WRITTEN REQUEST:
Copy out all of the material exactly as presented.

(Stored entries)
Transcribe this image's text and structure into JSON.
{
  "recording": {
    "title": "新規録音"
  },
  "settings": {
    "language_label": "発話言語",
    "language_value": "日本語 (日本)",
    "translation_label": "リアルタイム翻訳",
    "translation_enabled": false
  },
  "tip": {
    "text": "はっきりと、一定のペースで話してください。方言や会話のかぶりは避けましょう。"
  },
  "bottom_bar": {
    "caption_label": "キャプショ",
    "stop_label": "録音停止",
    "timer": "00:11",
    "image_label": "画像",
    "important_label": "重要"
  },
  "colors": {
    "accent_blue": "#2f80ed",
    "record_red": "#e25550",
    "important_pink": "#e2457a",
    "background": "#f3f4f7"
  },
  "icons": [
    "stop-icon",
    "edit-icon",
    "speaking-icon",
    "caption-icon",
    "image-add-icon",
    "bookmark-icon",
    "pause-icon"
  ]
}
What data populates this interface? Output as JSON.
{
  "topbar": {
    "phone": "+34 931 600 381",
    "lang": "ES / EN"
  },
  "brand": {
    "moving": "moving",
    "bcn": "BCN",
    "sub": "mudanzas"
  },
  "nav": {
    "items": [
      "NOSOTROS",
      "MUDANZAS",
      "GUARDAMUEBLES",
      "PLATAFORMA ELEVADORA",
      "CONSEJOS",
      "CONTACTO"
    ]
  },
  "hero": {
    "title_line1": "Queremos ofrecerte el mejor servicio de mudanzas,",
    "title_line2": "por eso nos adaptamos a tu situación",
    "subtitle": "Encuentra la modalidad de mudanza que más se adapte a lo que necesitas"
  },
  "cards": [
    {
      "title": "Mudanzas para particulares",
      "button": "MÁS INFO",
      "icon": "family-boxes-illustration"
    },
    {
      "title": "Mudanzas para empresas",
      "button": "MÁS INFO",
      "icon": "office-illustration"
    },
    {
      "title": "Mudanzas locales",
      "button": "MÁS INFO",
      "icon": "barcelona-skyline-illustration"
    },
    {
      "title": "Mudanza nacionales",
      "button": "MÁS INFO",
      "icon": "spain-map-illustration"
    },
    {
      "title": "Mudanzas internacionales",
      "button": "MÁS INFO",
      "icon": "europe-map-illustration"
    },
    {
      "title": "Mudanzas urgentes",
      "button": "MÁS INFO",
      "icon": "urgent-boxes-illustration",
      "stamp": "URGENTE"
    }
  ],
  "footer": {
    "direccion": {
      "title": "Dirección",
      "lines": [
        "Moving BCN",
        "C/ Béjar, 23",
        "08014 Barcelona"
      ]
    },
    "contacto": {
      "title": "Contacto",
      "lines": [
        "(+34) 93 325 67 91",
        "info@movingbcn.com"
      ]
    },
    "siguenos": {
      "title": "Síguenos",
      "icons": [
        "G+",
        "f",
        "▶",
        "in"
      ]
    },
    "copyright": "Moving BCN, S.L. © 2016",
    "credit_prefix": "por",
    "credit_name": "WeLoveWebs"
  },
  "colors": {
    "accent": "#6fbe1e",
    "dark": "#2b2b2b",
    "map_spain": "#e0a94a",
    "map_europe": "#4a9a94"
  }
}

TASK RESULT:
Transcribe this image's text and structure into JSON.
{
  "recording": {
    "title": "新規録音"
  },
  "settings": {
    "language_label": "発話言語",
    "language_value": "日本語 (日本)",
    "translation_label": "リアルタイム翻訳",
    "translation_enabled": false
  },
  "tip": {
    "text": "はっきりと、一定のペースで話してください。方言や会話のかぶりは避けましょう。"
  },
  "bottom_bar": {
    "caption_label": "キャプショ",
    "stop_label": "録音停止",
    "timer": "00:11",
    "image_label": "画像",
    "important_label": "重要"
  },
  "colors": {
    "accent_blue": "#2f80ed",
    "record_red": "#e25550",
    "important_pink": "#e2457a",
    "background": "#f3f4f7"
  },
  "icons": [
    "stop-icon",
    "edit-icon",
    "speaking-icon",
    "caption-icon",
    "image-add-icon",
    "bookmark-icon",
    "pause-icon"
  ]
}
What data populates this interface? Output as JSON.
{
  "topbar": {
    "phone": "+34 931 600 381",
    "lang": "ES / EN"
  },
  "brand": {
    "moving": "moving",
    "bcn": "BCN",
    "sub": "mudanzas"
  },
  "nav": {
    "items": [
      "NOSOTROS",
      "MUDANZAS",
      "GUARDAMUEBLES",
      "PLATAFORMA ELEVADORA",
      "CONSEJOS",
      "CONTACTO"
    ]
  },
  "hero": {
    "title_line1": "Queremos ofrecerte el mejor servicio de mudanzas,",
    "title_line2": "por eso nos adaptamos a tu situación",
    "subtitle": "Encuentra la modalidad de mudanza que más se adapte a lo que necesitas"
  },
  "cards": [
    {
      "title": "Mudanzas para particulares",
      "button": "MÁS INFO",
      "icon": "family-boxes-illustration"
    },
    {
      "title": "Mudanzas para empresas",
      "button": "MÁS INFO",
      "icon": "office-illustration"
    },
    {
      "title": "Mudanzas locales",
      "button": "MÁS INFO",
      "icon": "barcelona-skyline-illustration"
    },
    {
      "title": "Mudanza nacionales",
      "button": "MÁS INFO",
      "icon": "spain-map-illustration"
    },
    {
      "title": "Mudanzas internacionales",
      "button": "MÁS INFO",
      "icon": "europe-map-illustration"
    },
    {
      "title": "Mudanzas urgentes",
      "button": "MÁS INFO",
      "icon": "urgent-boxes-illustration",
      "stamp": "URGENTE"
    }
  ],
  "footer": {
    "direccion": {
      "title": "Dirección",
      "lines": [
        "Moving BCN",
        "C/ Béjar, 23",
        "08014 Barcelona"
      ]
    },
    "contacto": {
      "title": "Contacto",
      "lines": [
        "(+34) 93 325 67 91",
        "info@movingbcn.com"
      ]
    },
    "siguenos": {
      "title": "Síguenos",
      "icons": [
        "G+",
        "f",
        "▶",
        "in"
      ]
    },
    "copyright": "Moving BCN, S.L. © 2016",
    "credit_prefix": "por",
    "credit_name": "WeLoveWebs"
  },
  "colors": {
    "accent": "#6fbe1e",
    "dark": "#2b2b2b",
    "map_spain": "#e0a94a",
    "map_europe": "#4a9a94"
  }
}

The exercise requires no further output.